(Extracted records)
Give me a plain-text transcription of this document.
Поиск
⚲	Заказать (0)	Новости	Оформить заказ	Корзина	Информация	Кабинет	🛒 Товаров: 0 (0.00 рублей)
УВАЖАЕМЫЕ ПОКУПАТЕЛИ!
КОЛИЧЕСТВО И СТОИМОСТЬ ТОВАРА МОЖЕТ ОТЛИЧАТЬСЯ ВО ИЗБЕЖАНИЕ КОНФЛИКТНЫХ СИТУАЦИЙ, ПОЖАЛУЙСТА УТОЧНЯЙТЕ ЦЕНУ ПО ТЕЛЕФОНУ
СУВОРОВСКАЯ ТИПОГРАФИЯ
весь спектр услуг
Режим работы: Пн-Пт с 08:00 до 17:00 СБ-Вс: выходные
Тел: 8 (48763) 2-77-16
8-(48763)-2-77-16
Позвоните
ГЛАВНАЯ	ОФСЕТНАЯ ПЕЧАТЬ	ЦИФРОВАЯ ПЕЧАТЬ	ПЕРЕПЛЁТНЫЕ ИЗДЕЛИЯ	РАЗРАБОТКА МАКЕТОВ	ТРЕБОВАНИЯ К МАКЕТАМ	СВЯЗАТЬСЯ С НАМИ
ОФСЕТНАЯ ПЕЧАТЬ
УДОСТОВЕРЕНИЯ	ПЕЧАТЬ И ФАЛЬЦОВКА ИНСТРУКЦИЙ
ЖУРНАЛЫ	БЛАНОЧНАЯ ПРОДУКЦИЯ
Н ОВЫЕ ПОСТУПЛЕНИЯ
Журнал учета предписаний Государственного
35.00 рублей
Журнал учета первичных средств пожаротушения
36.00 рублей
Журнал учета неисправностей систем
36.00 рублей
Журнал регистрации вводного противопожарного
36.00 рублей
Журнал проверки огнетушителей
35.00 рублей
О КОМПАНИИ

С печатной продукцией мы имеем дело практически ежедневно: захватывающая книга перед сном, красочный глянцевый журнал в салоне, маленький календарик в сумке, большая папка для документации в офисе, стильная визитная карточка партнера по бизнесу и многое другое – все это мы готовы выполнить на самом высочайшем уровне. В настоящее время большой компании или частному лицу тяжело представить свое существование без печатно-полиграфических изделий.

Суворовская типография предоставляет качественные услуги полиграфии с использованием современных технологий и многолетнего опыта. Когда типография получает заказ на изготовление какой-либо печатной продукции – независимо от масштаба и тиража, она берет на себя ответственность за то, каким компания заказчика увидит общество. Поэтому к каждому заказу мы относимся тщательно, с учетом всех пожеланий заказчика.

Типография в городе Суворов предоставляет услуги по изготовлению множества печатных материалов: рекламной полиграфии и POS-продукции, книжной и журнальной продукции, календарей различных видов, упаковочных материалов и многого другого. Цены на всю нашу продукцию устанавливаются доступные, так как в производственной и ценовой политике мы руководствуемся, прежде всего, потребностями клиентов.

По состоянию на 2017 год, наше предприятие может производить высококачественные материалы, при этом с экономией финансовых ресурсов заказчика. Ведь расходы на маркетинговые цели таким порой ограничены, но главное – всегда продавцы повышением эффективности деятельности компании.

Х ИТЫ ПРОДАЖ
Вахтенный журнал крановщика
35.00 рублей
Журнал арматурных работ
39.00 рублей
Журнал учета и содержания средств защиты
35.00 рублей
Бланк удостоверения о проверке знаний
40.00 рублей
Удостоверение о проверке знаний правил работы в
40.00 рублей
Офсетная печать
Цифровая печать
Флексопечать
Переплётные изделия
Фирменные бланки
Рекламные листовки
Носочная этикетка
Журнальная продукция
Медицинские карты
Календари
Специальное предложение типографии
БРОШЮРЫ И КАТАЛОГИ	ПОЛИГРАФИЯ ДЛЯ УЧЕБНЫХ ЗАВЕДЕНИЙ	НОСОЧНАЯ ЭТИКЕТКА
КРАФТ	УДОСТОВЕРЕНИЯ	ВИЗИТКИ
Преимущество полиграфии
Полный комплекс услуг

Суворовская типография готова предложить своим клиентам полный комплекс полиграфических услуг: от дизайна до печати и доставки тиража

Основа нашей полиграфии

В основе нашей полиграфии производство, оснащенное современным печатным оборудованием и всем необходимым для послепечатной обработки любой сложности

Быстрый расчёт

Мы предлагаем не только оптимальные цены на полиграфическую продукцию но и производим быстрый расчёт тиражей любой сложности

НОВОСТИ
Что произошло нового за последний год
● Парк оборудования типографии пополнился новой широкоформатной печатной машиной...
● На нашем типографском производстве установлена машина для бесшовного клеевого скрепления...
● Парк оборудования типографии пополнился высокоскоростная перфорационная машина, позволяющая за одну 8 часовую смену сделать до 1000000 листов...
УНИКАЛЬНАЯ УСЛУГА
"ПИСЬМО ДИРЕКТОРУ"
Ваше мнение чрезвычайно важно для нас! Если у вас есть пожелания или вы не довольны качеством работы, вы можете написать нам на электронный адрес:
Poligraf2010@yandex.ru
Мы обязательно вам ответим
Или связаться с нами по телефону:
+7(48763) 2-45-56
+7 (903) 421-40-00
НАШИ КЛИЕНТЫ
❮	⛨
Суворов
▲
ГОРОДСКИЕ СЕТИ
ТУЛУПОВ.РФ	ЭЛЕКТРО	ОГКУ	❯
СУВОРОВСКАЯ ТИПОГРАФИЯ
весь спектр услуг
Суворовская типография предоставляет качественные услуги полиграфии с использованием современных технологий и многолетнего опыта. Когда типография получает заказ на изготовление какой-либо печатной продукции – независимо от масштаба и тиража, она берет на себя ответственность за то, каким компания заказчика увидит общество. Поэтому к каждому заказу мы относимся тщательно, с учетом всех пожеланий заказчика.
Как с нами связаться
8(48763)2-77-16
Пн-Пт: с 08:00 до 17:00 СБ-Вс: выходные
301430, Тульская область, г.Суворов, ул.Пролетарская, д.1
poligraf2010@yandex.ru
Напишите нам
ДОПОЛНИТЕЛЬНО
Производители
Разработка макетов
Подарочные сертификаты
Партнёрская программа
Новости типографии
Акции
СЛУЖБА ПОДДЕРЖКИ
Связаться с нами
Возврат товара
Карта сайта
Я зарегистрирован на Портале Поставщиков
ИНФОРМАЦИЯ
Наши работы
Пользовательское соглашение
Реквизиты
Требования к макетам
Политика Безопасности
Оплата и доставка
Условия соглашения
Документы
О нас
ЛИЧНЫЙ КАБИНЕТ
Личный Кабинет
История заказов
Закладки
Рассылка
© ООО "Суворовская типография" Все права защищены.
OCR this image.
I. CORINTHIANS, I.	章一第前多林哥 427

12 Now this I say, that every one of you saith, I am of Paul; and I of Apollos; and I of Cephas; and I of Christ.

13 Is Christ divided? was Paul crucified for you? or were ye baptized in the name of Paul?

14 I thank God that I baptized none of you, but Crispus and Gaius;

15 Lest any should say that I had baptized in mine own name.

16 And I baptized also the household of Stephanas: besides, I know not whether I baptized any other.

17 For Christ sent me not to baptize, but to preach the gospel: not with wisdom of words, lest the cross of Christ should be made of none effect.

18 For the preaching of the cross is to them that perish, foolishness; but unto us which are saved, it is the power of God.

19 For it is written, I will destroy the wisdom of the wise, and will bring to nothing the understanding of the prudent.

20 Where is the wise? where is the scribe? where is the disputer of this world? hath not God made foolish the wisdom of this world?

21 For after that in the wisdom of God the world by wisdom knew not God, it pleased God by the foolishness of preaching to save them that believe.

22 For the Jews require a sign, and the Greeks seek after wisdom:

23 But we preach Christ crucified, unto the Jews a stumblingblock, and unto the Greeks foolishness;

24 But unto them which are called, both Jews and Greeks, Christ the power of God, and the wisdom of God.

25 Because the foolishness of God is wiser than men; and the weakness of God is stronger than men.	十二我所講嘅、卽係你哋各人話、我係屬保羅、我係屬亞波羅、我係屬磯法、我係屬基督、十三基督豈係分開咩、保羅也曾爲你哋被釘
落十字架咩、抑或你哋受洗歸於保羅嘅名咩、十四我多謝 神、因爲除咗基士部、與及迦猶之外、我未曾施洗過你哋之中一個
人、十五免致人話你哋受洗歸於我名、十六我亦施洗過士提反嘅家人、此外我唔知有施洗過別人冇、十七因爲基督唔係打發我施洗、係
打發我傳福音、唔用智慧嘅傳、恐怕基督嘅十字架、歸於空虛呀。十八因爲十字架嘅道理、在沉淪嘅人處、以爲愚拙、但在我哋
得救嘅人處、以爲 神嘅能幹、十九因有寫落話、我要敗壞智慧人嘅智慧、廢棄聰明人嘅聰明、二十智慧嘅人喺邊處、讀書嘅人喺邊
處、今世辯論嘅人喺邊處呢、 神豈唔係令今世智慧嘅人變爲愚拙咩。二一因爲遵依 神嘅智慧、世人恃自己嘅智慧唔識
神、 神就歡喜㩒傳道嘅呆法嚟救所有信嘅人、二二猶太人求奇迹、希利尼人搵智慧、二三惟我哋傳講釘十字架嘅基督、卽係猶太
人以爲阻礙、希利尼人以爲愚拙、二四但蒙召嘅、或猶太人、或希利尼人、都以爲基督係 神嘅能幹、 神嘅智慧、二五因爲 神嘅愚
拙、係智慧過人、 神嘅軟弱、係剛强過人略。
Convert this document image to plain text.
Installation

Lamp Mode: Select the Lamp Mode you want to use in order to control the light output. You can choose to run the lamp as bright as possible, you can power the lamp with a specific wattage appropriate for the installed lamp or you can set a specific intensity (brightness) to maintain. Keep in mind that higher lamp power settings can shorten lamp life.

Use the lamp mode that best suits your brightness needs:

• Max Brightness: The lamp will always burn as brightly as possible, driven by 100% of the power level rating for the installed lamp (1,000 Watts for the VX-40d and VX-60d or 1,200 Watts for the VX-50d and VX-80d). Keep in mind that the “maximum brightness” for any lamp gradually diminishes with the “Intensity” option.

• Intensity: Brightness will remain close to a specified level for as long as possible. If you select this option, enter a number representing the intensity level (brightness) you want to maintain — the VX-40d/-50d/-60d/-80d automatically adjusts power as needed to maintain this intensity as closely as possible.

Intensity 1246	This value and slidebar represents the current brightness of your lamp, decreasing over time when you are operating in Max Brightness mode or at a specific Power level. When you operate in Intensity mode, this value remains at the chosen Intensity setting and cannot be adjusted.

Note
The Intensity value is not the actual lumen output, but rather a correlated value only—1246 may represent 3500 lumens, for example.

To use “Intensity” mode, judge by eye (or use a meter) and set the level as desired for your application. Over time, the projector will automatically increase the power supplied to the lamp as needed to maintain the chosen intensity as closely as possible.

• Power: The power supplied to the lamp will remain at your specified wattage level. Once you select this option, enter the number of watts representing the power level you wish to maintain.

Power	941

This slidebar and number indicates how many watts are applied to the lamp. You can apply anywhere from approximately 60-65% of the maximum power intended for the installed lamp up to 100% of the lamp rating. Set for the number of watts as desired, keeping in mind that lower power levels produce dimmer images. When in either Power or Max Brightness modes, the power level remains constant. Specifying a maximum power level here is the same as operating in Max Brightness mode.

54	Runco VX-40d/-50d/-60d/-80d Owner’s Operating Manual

- Exercise aim
Copy down every line of the material above that includes the string "world".

- Task solution
20 Where is the wise? where is the scribe? where is the disputer of this world? hath not God made foolish the wisdom of this world?
21 For after that in the wisdom of God the world by wisdom knew not God, it pleased God by the foolishness of preaching to save them that believe.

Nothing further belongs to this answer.